§ PROBLEM TO WORK ON:
Copy every line from the one that holds "Transcribe this image's" to the end of the records below, exactly and with nothing else, but without any pictures.

--- start of GIVEN RECORDS ---

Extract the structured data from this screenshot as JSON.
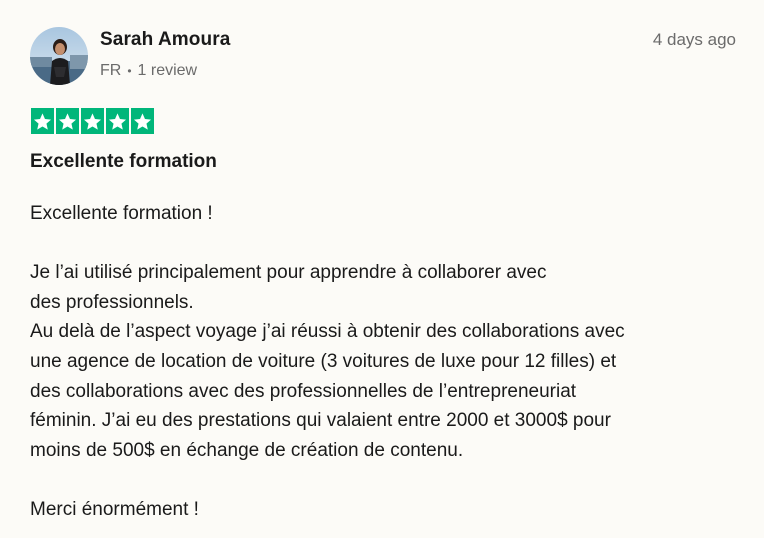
{
  "review": {
    "author_name": "Sarah Amoura",
    "country": "FR",
    "review_count": "1 review",
    "date": "4 days ago",
    "rating": 5,
    "rating_max": 5,
    "title": "Excellente formation",
    "body_lines": [
      "Excellente formation !",
      "",
      "Je l’ai utilisé principalement pour apprendre à collaborer avec",
      "des professionnels.",
      "Au delà de l’aspect voyage j’ai réussi à obtenir des collaborations avec",
      "une agence de location de voiture (3 voitures de luxe pour 12 filles) et",
      "des collaborations avec des professionnelles de l’entrepreneuriat",
      "féminin. J’ai eu des prestations qui valaient entre 2000 et 3000$ pour",
      "moins de 500$ en échange de création de contenu.",
      "",
      "Merci énormément !"
    ]
  },
  "colors": {
    "star_green": "#00b67a",
    "background": "#fcfbf7",
    "muted_text": "#6b6b6b"
  },
  "icons": {
    "star": "star-icon",
    "avatar": "profile-photo"
  }
}
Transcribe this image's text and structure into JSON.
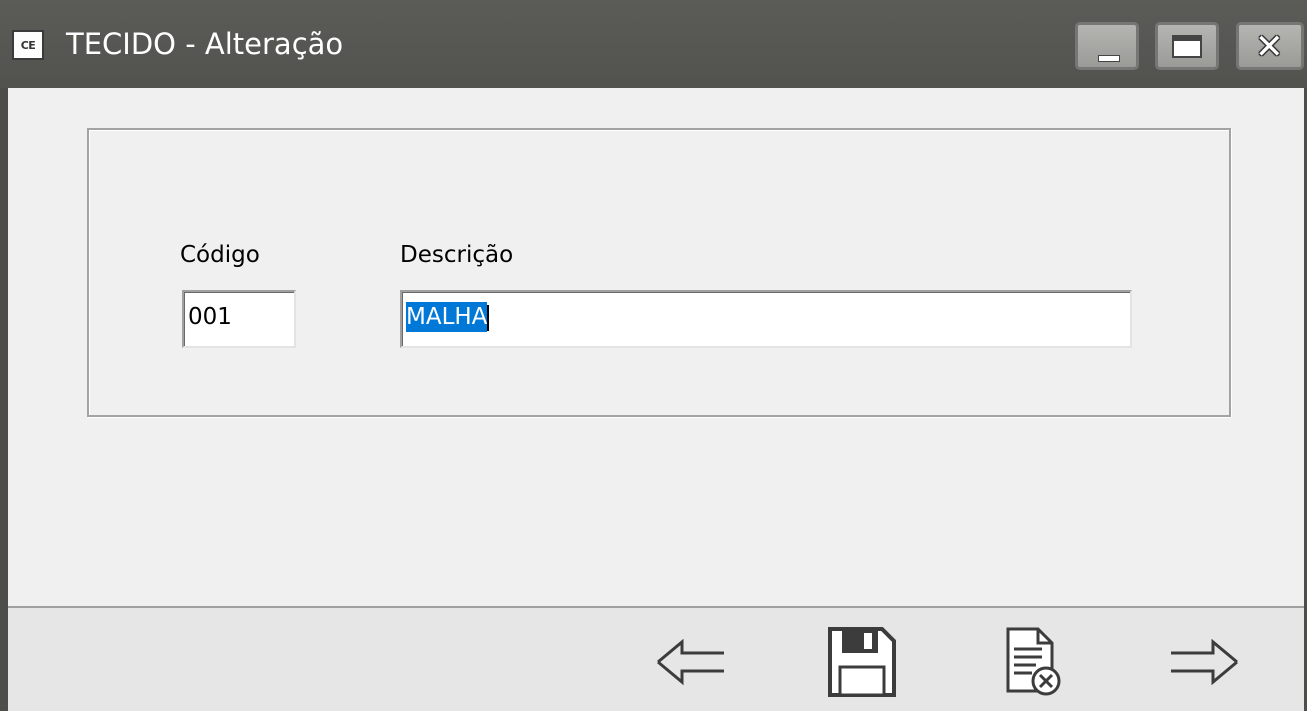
{
  "window": {
    "title": "TECIDO - Alteração",
    "app_icon_text": "CE",
    "icons": {
      "app": "app-icon",
      "minimize": "minimize-icon",
      "maximize": "maximize-icon",
      "close": "close-icon"
    }
  },
  "form": {
    "codigo_label": "Código",
    "codigo_value": "001",
    "descricao_label": "Descrição",
    "descricao_value": "MALHA"
  },
  "toolbar": {
    "icons": [
      "arrow-left-icon",
      "save-icon",
      "cancel-document-icon",
      "arrow-right-icon"
    ]
  },
  "colors": {
    "titlebar": "#52524e",
    "selection": "#0078d7",
    "background": "#f0f0f0"
  }
}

--- end of GIVEN RECORDS ---

§ ANSWER TO THIS PROBLEM:
Transcribe this image's text and structure into JSON.
{
  "window": {
    "title": "TECIDO - Alteração",
    "app_icon_text": "CE",
    "icons": {
      "app": "app-icon",
      "minimize": "minimize-icon",
      "maximize": "maximize-icon",
      "close": "close-icon"
    }
  },
  "form": {
    "codigo_label": "Código",
    "codigo_value": "001",
    "descricao_label": "Descrição",
    "descricao_value": "MALHA"
  },
  "toolbar": {
    "icons": [
      "arrow-left-icon",
      "save-icon",
      "cancel-document-icon",
      "arrow-right-icon"
    ]
  },
  "colors": {
    "titlebar": "#52524e",
    "selection": "#0078d7",
    "background": "#f0f0f0"
  }
}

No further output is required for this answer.